### PROBLEM DETAILS
What number of lines in the records below hold the word "including"? Give that number alone.

[Recorded data]
::::::::::
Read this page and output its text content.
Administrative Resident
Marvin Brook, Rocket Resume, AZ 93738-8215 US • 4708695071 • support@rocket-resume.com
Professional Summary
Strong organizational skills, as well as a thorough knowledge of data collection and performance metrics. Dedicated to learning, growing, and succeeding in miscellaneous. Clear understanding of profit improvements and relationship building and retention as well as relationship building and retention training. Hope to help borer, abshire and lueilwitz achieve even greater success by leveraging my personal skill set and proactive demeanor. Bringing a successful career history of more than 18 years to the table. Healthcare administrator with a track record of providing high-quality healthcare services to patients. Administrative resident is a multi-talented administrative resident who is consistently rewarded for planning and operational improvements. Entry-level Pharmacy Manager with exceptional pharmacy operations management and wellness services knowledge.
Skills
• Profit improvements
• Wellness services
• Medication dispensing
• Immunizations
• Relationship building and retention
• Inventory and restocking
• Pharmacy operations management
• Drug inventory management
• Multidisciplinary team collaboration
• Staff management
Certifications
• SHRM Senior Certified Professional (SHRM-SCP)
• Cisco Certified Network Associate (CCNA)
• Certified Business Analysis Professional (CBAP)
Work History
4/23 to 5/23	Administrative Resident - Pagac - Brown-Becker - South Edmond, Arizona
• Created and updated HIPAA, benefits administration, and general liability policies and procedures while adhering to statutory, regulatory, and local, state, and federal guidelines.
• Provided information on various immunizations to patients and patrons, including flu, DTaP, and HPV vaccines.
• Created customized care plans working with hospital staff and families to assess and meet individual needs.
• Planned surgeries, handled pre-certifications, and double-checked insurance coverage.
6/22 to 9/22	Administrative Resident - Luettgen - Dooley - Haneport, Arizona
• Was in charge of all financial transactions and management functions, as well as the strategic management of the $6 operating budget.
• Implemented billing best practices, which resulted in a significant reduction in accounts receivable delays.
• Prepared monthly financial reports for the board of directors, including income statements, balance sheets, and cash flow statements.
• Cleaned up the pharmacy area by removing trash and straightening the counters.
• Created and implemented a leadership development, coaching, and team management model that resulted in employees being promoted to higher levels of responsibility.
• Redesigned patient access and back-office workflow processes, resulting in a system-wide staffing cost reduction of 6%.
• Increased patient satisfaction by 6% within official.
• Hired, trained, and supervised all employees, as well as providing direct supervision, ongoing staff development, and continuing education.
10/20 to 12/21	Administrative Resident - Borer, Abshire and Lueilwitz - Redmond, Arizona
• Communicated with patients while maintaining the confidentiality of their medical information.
::::::::::
### SOLUTION FOR THIS EXERCISE
2